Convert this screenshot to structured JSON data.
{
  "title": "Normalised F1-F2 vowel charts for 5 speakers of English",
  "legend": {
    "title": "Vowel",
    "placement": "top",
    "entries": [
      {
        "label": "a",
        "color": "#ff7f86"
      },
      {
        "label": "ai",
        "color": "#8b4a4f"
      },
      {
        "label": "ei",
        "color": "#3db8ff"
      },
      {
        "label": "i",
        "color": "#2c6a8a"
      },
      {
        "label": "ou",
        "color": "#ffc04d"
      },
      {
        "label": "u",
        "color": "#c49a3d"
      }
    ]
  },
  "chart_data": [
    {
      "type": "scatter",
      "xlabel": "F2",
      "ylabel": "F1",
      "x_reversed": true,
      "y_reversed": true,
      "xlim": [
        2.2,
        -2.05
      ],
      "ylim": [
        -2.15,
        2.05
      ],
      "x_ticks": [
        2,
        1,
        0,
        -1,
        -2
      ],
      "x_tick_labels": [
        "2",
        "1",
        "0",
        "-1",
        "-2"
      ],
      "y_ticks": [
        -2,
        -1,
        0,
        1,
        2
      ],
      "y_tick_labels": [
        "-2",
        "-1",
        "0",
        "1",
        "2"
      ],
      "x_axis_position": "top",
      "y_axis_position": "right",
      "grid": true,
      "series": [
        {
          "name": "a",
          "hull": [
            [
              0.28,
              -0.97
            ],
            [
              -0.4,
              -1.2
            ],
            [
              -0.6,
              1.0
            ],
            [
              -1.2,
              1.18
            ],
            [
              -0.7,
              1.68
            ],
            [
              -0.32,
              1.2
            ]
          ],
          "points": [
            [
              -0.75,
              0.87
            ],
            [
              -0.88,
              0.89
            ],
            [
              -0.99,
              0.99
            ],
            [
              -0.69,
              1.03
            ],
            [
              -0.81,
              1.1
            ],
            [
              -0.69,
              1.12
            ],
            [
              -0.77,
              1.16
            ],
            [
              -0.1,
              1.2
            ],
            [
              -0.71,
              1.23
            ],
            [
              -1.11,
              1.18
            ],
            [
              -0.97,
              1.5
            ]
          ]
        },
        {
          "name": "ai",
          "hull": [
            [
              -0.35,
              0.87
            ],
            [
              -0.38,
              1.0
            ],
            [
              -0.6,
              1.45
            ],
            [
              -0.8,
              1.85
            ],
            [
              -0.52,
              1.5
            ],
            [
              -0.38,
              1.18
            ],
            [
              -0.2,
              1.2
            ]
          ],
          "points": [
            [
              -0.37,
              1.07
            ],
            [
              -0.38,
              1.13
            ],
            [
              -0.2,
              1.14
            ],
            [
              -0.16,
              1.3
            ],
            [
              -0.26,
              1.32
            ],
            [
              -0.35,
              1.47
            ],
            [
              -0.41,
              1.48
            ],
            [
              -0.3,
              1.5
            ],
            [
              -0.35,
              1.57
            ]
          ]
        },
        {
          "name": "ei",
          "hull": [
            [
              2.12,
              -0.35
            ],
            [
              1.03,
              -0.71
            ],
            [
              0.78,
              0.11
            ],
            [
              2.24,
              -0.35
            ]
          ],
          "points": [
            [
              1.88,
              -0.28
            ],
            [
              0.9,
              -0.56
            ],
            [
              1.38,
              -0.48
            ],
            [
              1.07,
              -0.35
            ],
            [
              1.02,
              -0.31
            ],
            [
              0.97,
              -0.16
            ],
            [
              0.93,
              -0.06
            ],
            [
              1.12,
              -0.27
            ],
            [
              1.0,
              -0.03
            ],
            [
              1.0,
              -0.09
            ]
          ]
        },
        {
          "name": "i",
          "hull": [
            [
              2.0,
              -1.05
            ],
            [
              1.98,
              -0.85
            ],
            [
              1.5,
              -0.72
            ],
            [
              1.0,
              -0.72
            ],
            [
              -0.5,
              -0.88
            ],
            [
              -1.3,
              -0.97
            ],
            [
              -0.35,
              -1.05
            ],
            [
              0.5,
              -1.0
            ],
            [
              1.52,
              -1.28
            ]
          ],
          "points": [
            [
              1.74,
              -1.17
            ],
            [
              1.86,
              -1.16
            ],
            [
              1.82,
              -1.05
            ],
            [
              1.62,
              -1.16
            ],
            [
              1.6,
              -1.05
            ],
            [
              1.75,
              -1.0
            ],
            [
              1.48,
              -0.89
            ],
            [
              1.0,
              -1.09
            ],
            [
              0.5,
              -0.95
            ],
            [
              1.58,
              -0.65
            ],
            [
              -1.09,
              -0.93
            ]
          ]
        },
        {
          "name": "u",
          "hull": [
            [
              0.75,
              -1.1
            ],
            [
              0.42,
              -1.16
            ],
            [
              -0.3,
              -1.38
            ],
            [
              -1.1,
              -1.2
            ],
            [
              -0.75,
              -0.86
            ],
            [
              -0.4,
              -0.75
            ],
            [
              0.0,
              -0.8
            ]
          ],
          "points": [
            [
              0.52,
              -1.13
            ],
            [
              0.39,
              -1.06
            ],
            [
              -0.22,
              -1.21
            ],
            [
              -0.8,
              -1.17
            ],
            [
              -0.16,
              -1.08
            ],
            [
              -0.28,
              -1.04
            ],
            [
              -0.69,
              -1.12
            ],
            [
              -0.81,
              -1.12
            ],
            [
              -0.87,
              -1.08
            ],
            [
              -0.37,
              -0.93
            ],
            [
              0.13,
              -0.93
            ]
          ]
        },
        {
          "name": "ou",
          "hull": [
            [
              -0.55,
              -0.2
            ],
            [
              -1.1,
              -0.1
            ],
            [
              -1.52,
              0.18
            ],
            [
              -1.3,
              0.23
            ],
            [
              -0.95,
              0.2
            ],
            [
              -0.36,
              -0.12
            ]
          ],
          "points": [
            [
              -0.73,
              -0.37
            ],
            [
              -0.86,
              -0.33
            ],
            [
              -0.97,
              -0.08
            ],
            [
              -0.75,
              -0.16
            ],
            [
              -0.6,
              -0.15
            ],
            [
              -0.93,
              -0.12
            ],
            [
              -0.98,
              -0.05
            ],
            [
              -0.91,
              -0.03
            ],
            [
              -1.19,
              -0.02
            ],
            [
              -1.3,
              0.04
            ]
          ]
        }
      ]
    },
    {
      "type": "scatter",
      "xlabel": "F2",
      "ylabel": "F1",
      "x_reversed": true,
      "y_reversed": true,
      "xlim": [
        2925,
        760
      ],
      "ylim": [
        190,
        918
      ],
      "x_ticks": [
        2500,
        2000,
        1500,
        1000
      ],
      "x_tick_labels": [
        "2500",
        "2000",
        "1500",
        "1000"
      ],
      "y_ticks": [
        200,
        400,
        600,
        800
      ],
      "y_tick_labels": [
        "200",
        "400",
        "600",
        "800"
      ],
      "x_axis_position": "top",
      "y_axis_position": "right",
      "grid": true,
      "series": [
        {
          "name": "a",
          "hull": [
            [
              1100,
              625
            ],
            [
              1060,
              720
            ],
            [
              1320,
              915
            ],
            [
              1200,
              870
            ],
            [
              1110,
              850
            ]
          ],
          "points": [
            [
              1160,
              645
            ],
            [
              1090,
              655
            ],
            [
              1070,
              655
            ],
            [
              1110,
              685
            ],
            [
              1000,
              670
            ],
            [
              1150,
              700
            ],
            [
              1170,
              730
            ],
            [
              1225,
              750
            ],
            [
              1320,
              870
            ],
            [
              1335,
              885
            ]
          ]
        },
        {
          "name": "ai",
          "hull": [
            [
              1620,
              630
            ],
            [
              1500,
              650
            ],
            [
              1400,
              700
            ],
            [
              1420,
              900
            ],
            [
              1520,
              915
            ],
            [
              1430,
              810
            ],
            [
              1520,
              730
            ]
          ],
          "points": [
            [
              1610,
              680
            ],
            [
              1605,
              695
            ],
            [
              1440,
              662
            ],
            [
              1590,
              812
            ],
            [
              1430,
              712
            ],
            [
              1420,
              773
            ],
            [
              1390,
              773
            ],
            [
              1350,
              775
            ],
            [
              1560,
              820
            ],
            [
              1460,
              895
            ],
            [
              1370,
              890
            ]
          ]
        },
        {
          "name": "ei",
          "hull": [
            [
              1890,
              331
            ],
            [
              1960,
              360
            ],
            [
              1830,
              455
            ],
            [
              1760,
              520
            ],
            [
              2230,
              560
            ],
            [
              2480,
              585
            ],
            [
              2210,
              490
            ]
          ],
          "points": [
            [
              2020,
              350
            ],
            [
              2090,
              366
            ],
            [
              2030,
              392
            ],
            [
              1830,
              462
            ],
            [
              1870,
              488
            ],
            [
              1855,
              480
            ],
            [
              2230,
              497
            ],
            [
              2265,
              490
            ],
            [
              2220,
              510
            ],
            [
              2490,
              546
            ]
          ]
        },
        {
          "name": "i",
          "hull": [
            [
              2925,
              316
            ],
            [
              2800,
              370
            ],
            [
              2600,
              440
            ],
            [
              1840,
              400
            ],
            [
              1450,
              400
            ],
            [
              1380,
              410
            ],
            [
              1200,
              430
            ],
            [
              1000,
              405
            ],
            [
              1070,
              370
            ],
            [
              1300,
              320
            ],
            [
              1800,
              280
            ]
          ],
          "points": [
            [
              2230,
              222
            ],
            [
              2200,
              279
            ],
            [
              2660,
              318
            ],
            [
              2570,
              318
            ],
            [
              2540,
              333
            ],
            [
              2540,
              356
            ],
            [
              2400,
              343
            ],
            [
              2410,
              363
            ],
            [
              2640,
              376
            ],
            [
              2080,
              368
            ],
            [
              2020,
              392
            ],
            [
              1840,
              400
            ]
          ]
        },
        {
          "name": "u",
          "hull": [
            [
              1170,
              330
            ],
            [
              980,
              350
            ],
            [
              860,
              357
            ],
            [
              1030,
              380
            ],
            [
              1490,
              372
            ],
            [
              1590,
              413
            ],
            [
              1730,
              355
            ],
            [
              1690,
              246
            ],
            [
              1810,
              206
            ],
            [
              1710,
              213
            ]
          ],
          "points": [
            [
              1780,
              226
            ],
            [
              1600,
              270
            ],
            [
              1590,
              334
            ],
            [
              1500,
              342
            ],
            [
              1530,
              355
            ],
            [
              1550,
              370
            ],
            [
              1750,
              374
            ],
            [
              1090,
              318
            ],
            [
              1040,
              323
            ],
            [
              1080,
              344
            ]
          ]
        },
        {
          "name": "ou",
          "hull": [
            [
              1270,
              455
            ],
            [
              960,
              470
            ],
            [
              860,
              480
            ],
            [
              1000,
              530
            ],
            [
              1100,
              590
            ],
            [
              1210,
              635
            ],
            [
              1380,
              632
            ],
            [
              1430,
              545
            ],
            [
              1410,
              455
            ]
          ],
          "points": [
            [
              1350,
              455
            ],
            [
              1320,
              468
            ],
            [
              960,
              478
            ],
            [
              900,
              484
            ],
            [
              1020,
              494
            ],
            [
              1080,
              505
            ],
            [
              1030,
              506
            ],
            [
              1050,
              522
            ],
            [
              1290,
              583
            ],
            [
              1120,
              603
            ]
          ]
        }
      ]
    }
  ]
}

+++

Task prompt:
Collect every line above that contains the word "color".

The output:
        "color": "#ff7f86"
        "color": "#8b4a4f"
        "color": "#3db8ff"
        "color": "#2c6a8a"
        "color": "#ffc04d"
        "color": "#c49a3d"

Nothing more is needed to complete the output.